======== VORLIEGENDER TEXT ========
# Farbschlieren im Verlauf



## Philip Kurz (23. Juni 2003)

Hallo.
Ich habe ein kleines Problem mit Photoshop 7. Und zwar erstelle ich einen Verlauf von grau zu einem helleren grau. Dieses Bild speichere ich nun als *.jpg-Datei ab, natürlich auf der höchsten Qualitätsstufe.
Wenn ich mir das Bild aber z.B. im InternetExplorer anschaue, erkennt man eindeutige "Farbschlieren". Mit Photoshop6 hatte ich solch ein Problem nicht. Wisst ihr woran das liegen könnte ?


----------



## BSE Royal (23. Juni 2003)

Hi radde!

Gleich mal ein paar Fragen:

In welchem Farbraum befindet sich das Bild und in welchem Farbmodus?
Hast du evtl. einen Alphakanal im Bild, den du beim speichern fürs Web aus Versehen über die gewichtete Optimierung in die Speicherqualität einbringst?
Evtl. könntest du die psd datei auch mal gezipt online stellen, dann schaue ich mir das mal an.

Achja, in welchem Farbraum arbeitest du für RGB?
Empfehlenwert ist der ECI-RGB, den giobts aber nur über drittanbieter. Als Starndardprofil, insbesondere für die Arbeit fürs Web bietet sich der sRGB von Adobe an.
Der Farbraum ist zwar recht verschmutzt, aber du hast zumindest schon ein gewisses CM eingearbeitet....

Gruß, BSE!


----------



## BSE Royal (23. Juni 2003)

...und hier noch der Anhang...


----------



## Martin Schaefer (23. Juni 2003)

Test mit einem Verlauf ohne ICC-Profil,
im sRGB-Farbraum estellt.


----------



## Philip Kurz (24. Juni 2003)

Ich kann euch leider nicht ganz folgen. Im Anhang sieht man einen Zusammenschnitt wie das bei meinem Speichervorgang so ausschaut. Ich veränder dort eigentlich nie was (außer der Qualität) und mit Photoshop 6 hat das auch gut funktioniert.

Nochmal zur Frage:
Mit den Kanälen habe ich in diesem Bild nicht gearbeitet, den Verlauf habe ich per Ebenenstil erstellt und das ganze ist im RGB-Modus.


----------



## BSE Royal (24. Juni 2003)

Mal doof gefragt:
Warum verwendest du die normale JPEG-Speciherfunktion, anstatt dem "Für Web sepeichern" Dialog, wenn du das Bild dann im IE betrachten willst? Daruas schließe ich doch, das es fürs Web optimiert sein soll!

Gruß, BSE!
======== DATENAUSZUG ========
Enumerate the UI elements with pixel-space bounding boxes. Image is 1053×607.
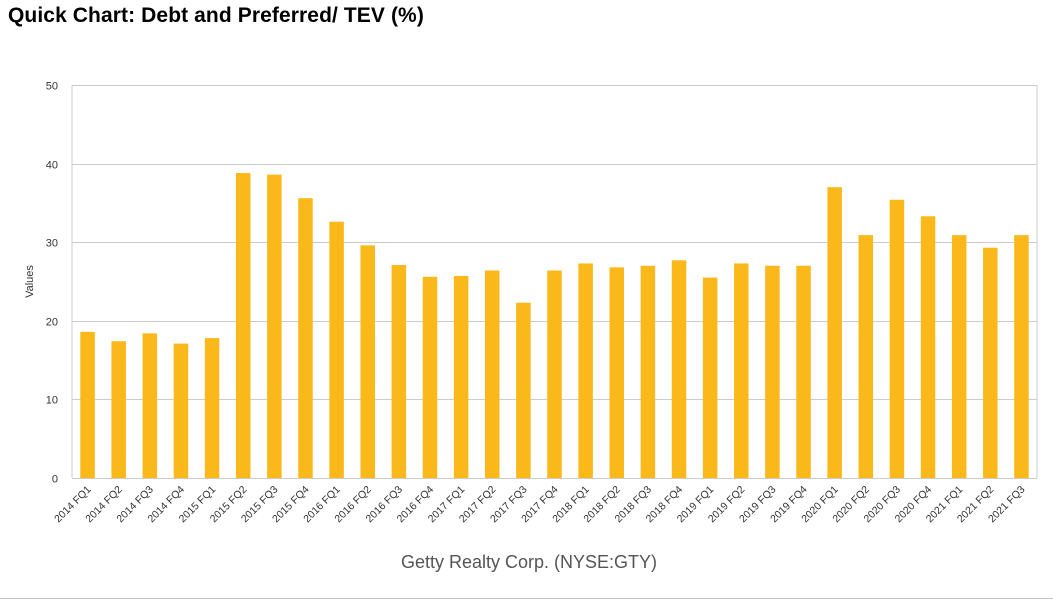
========
- [ARBEITSAUFTRAG]: Zitiere aus dem Forumsthread zu Farbschlieren im Verlauf sämtliche Sätze von BSE Royal, die mit einem Fragezeichen enden.

- [DAS ERGEBNIS]:
- In welchem Farbraum befindet sich das Bild und in welchem Farbmodus?
- Hast du evtl. einen Alphakanal im Bild, den du beim speichern fürs Web aus Versehen über die gewichtete Optimierung in die Speicherqualität einbringst?
- Achja, in welchem Farbraum arbeitest du für RGB?
- Warum verwendest du die normale JPEG-Speciherfunktion, anstatt dem "Für Web sepeichern" Dialog, wenn du das Bild dann im IE betrachten willst?